### Task statement
Copy out all the entries word for word.

-- BEGIN Input records --

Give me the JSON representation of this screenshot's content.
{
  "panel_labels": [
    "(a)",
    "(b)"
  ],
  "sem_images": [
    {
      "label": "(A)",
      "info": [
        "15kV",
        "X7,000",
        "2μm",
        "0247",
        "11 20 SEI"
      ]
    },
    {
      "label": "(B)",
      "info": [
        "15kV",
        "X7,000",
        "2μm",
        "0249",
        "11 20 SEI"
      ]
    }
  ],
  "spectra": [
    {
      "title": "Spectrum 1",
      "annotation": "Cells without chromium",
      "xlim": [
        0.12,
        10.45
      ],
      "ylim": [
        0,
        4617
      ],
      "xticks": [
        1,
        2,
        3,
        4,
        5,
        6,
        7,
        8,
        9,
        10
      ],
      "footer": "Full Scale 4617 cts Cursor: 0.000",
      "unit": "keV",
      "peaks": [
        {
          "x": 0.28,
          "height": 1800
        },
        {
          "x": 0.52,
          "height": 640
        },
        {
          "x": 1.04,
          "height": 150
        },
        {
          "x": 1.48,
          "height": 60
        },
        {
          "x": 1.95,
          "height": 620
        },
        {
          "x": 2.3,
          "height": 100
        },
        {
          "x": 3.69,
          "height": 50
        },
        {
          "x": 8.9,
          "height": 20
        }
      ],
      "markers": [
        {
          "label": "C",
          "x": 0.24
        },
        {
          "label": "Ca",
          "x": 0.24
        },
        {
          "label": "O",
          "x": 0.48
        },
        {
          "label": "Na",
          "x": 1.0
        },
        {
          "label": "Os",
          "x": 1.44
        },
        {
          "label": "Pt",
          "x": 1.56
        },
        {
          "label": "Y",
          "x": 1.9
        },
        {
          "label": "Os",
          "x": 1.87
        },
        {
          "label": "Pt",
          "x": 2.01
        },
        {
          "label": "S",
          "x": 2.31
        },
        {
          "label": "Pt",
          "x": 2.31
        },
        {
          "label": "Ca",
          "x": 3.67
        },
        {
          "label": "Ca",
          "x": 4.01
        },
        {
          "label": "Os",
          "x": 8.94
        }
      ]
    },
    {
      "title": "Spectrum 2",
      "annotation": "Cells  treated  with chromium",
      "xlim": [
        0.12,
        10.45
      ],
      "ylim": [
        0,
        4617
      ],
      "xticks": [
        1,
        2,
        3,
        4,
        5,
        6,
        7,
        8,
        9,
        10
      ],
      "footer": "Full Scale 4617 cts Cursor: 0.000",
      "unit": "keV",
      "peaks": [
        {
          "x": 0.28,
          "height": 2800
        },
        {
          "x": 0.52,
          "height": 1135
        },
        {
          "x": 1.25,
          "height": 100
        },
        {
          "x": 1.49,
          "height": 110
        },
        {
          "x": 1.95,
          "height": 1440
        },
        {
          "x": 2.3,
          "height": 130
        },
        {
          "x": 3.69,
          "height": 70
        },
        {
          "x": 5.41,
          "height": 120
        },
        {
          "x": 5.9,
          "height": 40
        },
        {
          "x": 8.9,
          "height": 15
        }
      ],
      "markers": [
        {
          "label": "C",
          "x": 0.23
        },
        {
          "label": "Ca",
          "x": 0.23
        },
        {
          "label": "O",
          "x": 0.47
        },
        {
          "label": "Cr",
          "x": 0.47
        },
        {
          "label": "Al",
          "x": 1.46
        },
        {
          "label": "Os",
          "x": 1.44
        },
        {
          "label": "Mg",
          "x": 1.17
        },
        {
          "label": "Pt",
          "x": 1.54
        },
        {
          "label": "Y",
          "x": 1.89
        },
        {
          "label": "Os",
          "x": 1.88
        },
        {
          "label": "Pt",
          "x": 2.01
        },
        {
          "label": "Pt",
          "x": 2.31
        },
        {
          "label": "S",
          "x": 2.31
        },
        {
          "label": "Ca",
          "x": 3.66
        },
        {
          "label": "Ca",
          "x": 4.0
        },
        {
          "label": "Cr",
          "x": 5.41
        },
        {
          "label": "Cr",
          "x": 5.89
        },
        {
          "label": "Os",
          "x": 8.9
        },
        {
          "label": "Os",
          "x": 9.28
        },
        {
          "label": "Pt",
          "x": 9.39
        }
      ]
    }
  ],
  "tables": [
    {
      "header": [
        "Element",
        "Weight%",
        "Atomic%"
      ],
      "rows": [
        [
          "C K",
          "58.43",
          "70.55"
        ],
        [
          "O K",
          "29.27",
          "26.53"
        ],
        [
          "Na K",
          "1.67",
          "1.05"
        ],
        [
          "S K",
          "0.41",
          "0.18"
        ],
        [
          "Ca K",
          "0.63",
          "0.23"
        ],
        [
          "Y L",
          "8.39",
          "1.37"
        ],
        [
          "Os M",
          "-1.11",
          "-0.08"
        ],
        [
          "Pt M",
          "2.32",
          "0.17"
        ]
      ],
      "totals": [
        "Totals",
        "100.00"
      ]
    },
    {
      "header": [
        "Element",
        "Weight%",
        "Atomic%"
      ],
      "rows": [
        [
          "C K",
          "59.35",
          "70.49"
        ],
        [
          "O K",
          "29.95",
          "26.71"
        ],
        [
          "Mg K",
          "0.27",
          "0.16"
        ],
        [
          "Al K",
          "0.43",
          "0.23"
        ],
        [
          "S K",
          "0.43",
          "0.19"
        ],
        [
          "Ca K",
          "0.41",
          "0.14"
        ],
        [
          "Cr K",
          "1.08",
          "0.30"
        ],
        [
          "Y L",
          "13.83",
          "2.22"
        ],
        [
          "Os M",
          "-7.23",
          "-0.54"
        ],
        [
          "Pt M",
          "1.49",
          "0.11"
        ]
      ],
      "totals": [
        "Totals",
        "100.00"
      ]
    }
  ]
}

-- END Input records --

### Solution to the problem
Give me the JSON representation of this screenshot's content.
{
  "panel_labels": [
    "(a)",
    "(b)"
  ],
  "sem_images": [
    {
      "label": "(A)",
      "info": [
        "15kV",
        "X7,000",
        "2μm",
        "0247",
        "11 20 SEI"
      ]
    },
    {
      "label": "(B)",
      "info": [
        "15kV",
        "X7,000",
        "2μm",
        "0249",
        "11 20 SEI"
      ]
    }
  ],
  "spectra": [
    {
      "title": "Spectrum 1",
      "annotation": "Cells without chromium",
      "xlim": [
        0.12,
        10.45
      ],
      "ylim": [
        0,
        4617
      ],
      "xticks": [
        1,
        2,
        3,
        4,
        5,
        6,
        7,
        8,
        9,
        10
      ],
      "footer": "Full Scale 4617 cts Cursor: 0.000",
      "unit": "keV",
      "peaks": [
        {
          "x": 0.28,
          "height": 1800
        },
        {
          "x": 0.52,
          "height": 640
        },
        {
          "x": 1.04,
          "height": 150
        },
        {
          "x": 1.48,
          "height": 60
        },
        {
          "x": 1.95,
          "height": 620
        },
        {
          "x": 2.3,
          "height": 100
        },
        {
          "x": 3.69,
          "height": 50
        },
        {
          "x": 8.9,
          "height": 20
        }
      ],
      "markers": [
        {
          "label": "C",
          "x": 0.24
        },
        {
          "label": "Ca",
          "x": 0.24
        },
        {
          "label": "O",
          "x": 0.48
        },
        {
          "label": "Na",
          "x": 1.0
        },
        {
          "label": "Os",
          "x": 1.44
        },
        {
          "label": "Pt",
          "x": 1.56
        },
        {
          "label": "Y",
          "x": 1.9
        },
        {
          "label": "Os",
          "x": 1.87
        },
        {
          "label": "Pt",
          "x": 2.01
        },
        {
          "label": "S",
          "x": 2.31
        },
        {
          "label": "Pt",
          "x": 2.31
        },
        {
          "label": "Ca",
          "x": 3.67
        },
        {
          "label": "Ca",
          "x": 4.01
        },
        {
          "label": "Os",
          "x": 8.94
        }
      ]
    },
    {
      "title": "Spectrum 2",
      "annotation": "Cells  treated  with chromium",
      "xlim": [
        0.12,
        10.45
      ],
      "ylim": [
        0,
        4617
      ],
      "xticks": [
        1,
        2,
        3,
        4,
        5,
        6,
        7,
        8,
        9,
        10
      ],
      "footer": "Full Scale 4617 cts Cursor: 0.000",
      "unit": "keV",
      "peaks": [
        {
          "x": 0.28,
          "height": 2800
        },
        {
          "x": 0.52,
          "height": 1135
        },
        {
          "x": 1.25,
          "height": 100
        },
        {
          "x": 1.49,
          "height": 110
        },
        {
          "x": 1.95,
          "height": 1440
        },
        {
          "x": 2.3,
          "height": 130
        },
        {
          "x": 3.69,
          "height": 70
        },
        {
          "x": 5.41,
          "height": 120
        },
        {
          "x": 5.9,
          "height": 40
        },
        {
          "x": 8.9,
          "height": 15
        }
      ],
      "markers": [
        {
          "label": "C",
          "x": 0.23
        },
        {
          "label": "Ca",
          "x": 0.23
        },
        {
          "label": "O",
          "x": 0.47
        },
        {
          "label": "Cr",
          "x": 0.47
        },
        {
          "label": "Al",
          "x": 1.46
        },
        {
          "label": "Os",
          "x": 1.44
        },
        {
          "label": "Mg",
          "x": 1.17
        },
        {
          "label": "Pt",
          "x": 1.54
        },
        {
          "label": "Y",
          "x": 1.89
        },
        {
          "label": "Os",
          "x": 1.88
        },
        {
          "label": "Pt",
          "x": 2.01
        },
        {
          "label": "Pt",
          "x": 2.31
        },
        {
          "label": "S",
          "x": 2.31
        },
        {
          "label": "Ca",
          "x": 3.66
        },
        {
          "label": "Ca",
          "x": 4.0
        },
        {
          "label": "Cr",
          "x": 5.41
        },
        {
          "label": "Cr",
          "x": 5.89
        },
        {
          "label": "Os",
          "x": 8.9
        },
        {
          "label": "Os",
          "x": 9.28
        },
        {
          "label": "Pt",
          "x": 9.39
        }
      ]
    }
  ],
  "tables": [
    {
      "header": [
        "Element",
        "Weight%",
        "Atomic%"
      ],
      "rows": [
        [
          "C K",
          "58.43",
          "70.55"
        ],
        [
          "O K",
          "29.27",
          "26.53"
        ],
        [
          "Na K",
          "1.67",
          "1.05"
        ],
        [
          "S K",
          "0.41",
          "0.18"
        ],
        [
          "Ca K",
          "0.63",
          "0.23"
        ],
        [
          "Y L",
          "8.39",
          "1.37"
        ],
        [
          "Os M",
          "-1.11",
          "-0.08"
        ],
        [
          "Pt M",
          "2.32",
          "0.17"
        ]
      ],
      "totals": [
        "Totals",
        "100.00"
      ]
    },
    {
      "header": [
        "Element",
        "Weight%",
        "Atomic%"
      ],
      "rows": [
        [
          "C K",
          "59.35",
          "70.49"
        ],
        [
          "O K",
          "29.95",
          "26.71"
        ],
        [
          "Mg K",
          "0.27",
          "0.16"
        ],
        [
          "Al K",
          "0.43",
          "0.23"
        ],
        [
          "S K",
          "0.43",
          "0.19"
        ],
        [
          "Ca K",
          "0.41",
          "0.14"
        ],
        [
          "Cr K",
          "1.08",
          "0.30"
        ],
        [
          "Y L",
          "13.83",
          "2.22"
        ],
        [
          "Os M",
          "-7.23",
          "-0.54"
        ],
        [
          "Pt M",
          "1.49",
          "0.11"
        ]
      ],
      "totals": [
        "Totals",
        "100.00"
      ]
    }
  ]
}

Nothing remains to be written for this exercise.